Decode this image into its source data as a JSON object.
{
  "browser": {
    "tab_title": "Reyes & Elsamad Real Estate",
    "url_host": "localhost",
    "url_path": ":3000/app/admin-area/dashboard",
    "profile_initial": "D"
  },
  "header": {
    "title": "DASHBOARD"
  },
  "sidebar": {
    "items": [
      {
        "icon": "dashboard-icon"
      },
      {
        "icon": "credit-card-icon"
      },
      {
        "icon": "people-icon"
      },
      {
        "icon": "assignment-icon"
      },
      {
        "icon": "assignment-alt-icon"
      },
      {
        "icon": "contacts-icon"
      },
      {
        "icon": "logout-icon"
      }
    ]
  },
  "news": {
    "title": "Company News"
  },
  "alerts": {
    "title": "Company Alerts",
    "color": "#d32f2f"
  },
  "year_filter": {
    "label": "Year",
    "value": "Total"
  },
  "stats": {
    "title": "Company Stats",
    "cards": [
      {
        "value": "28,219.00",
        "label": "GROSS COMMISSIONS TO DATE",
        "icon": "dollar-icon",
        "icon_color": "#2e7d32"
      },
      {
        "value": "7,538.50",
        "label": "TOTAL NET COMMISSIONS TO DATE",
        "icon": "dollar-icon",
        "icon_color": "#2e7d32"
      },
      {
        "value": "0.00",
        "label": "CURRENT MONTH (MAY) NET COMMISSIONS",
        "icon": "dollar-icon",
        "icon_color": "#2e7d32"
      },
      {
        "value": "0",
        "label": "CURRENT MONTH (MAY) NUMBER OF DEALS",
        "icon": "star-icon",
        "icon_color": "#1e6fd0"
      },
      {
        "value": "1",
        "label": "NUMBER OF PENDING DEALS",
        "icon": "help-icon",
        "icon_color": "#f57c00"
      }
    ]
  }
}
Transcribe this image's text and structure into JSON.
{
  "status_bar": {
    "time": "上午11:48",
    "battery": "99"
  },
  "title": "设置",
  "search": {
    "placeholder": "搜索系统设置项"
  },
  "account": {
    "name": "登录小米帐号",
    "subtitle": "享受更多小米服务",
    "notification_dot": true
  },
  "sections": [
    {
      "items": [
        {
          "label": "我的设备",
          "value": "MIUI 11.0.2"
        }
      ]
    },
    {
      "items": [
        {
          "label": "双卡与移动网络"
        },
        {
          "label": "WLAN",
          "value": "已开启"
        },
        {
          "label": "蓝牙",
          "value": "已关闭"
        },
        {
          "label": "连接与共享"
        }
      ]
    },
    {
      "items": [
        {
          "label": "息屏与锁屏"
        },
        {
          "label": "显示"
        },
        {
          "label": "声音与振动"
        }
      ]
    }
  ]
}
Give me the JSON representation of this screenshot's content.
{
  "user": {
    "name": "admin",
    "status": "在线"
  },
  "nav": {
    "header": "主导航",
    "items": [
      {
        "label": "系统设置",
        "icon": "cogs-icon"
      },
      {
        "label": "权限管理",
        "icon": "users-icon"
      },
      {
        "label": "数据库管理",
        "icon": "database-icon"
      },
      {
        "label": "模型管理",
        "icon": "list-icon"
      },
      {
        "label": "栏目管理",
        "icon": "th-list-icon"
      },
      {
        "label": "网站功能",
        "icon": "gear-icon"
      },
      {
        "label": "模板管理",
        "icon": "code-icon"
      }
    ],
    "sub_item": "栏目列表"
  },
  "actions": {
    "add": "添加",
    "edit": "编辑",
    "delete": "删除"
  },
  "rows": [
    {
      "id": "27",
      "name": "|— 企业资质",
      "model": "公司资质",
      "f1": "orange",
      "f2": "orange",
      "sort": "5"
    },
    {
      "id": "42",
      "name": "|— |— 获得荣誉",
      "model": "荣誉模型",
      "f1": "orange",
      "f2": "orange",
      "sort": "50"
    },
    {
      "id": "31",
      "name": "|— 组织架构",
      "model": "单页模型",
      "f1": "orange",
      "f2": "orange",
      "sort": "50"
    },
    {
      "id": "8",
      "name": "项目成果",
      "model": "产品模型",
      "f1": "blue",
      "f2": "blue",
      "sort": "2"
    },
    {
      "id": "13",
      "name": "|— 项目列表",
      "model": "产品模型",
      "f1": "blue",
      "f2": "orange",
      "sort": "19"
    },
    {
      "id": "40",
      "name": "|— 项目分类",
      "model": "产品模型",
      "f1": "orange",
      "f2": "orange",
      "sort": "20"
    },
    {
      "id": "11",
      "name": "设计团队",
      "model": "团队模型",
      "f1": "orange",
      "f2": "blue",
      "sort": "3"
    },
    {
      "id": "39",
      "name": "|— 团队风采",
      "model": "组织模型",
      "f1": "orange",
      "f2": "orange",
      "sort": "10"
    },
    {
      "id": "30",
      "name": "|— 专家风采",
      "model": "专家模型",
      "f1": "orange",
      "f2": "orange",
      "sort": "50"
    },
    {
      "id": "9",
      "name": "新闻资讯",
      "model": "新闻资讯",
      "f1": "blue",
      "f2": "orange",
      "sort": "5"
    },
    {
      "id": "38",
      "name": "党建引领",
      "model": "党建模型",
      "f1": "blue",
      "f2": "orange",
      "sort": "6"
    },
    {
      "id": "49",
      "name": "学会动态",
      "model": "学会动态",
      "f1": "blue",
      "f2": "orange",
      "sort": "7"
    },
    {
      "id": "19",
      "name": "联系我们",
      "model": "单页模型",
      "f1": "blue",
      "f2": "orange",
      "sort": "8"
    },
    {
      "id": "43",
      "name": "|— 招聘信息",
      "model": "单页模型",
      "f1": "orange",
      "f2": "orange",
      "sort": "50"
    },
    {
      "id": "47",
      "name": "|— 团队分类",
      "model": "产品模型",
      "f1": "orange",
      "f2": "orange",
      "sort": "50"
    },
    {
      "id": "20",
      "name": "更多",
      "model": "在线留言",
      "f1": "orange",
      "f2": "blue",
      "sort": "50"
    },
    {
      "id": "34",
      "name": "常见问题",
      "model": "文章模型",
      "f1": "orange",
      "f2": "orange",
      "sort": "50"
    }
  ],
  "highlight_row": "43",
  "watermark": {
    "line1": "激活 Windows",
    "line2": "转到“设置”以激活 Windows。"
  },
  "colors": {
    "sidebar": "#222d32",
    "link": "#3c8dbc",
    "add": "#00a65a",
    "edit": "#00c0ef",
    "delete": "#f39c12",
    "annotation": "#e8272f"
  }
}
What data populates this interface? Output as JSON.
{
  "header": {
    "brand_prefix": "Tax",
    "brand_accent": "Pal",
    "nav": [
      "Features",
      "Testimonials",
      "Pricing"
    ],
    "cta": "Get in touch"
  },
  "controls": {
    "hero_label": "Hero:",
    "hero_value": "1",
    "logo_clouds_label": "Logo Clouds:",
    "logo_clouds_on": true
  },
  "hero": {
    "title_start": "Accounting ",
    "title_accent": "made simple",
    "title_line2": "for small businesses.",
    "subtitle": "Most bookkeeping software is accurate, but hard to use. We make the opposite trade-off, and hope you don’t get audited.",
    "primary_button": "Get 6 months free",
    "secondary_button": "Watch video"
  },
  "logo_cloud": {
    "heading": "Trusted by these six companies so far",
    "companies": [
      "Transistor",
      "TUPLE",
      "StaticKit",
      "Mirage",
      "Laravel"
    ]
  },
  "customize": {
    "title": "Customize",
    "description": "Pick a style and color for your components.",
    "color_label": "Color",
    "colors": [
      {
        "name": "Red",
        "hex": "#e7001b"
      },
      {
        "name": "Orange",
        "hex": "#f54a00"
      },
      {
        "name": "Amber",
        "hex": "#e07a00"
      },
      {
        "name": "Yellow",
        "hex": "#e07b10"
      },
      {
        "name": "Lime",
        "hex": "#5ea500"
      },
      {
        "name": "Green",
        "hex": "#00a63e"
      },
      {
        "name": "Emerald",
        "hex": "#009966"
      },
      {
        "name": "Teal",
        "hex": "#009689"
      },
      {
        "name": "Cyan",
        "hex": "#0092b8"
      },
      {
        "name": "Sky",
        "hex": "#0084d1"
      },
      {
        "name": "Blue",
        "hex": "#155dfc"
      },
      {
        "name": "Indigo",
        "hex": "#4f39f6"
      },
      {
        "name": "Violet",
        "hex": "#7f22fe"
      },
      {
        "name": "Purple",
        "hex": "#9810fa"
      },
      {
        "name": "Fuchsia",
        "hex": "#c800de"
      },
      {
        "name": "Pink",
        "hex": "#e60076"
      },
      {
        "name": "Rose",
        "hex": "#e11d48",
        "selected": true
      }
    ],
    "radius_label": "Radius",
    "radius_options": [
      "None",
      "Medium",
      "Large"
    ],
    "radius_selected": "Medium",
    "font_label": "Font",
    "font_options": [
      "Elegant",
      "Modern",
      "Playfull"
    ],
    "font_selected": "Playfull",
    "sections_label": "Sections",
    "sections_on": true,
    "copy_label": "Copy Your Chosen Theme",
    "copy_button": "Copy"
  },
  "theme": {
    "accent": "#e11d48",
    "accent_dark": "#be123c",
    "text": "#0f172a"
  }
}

════════════════

The request:
Each line containing the word "COMMISSIONS" counts once; say how many such lines there are, giving only the number.

Answer below:
3